Aim -> Please repeat all of the lines that follow, exactly as written.

——

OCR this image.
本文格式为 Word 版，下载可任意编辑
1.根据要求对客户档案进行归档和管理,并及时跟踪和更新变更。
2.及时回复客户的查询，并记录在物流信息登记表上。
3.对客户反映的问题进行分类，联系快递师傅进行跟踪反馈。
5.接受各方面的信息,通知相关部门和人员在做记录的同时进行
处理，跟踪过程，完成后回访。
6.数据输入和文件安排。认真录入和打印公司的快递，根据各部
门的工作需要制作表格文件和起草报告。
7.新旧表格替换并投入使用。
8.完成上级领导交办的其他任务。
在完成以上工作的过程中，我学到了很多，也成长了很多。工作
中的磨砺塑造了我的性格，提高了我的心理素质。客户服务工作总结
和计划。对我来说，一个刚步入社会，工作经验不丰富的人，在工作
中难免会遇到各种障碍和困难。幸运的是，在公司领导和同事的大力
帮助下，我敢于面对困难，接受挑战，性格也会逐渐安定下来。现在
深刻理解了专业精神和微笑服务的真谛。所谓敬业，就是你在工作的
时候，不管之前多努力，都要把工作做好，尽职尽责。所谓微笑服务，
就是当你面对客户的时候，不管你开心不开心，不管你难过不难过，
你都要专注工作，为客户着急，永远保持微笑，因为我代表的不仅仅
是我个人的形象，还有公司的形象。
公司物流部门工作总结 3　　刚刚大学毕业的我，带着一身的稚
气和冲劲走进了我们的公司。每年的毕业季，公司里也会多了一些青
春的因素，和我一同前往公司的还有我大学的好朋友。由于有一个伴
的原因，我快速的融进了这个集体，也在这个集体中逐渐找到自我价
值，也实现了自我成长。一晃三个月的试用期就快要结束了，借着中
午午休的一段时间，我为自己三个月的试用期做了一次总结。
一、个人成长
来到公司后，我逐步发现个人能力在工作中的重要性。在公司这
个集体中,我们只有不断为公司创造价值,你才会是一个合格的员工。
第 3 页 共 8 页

——

Worked answer ->
OCR this image.
本文格式为 Word 版，下载可任意编辑
1.根据要求对客户档案进行归档和管理,并及时跟踪和更新变更。
2.及时回复客户的查询，并记录在物流信息登记表上。
3.对客户反映的问题进行分类，联系快递师傅进行跟踪反馈。
5.接受各方面的信息,通知相关部门和人员在做记录的同时进行
处理，跟踪过程，完成后回访。
6.数据输入和文件安排。认真录入和打印公司的快递，根据各部
门的工作需要制作表格文件和起草报告。
7.新旧表格替换并投入使用。
8.完成上级领导交办的其他任务。
在完成以上工作的过程中，我学到了很多，也成长了很多。工作
中的磨砺塑造了我的性格，提高了我的心理素质。客户服务工作总结
和计划。对我来说，一个刚步入社会，工作经验不丰富的人，在工作
中难免会遇到各种障碍和困难。幸运的是，在公司领导和同事的大力
帮助下，我敢于面对困难，接受挑战，性格也会逐渐安定下来。现在
深刻理解了专业精神和微笑服务的真谛。所谓敬业，就是你在工作的
时候，不管之前多努力，都要把工作做好，尽职尽责。所谓微笑服务，
就是当你面对客户的时候，不管你开心不开心，不管你难过不难过，
你都要专注工作，为客户着急，永远保持微笑，因为我代表的不仅仅
是我个人的形象，还有公司的形象。
公司物流部门工作总结 3　　刚刚大学毕业的我，带着一身的稚
气和冲劲走进了我们的公司。每年的毕业季，公司里也会多了一些青
春的因素，和我一同前往公司的还有我大学的好朋友。由于有一个伴
的原因，我快速的融进了这个集体，也在这个集体中逐渐找到自我价
值，也实现了自我成长。一晃三个月的试用期就快要结束了，借着中
午午休的一段时间，我为自己三个月的试用期做了一次总结。
一、个人成长
来到公司后，我逐步发现个人能力在工作中的重要性。在公司这
个集体中,我们只有不断为公司创造价值,你才会是一个合格的员工。
第 3 页 共 8 页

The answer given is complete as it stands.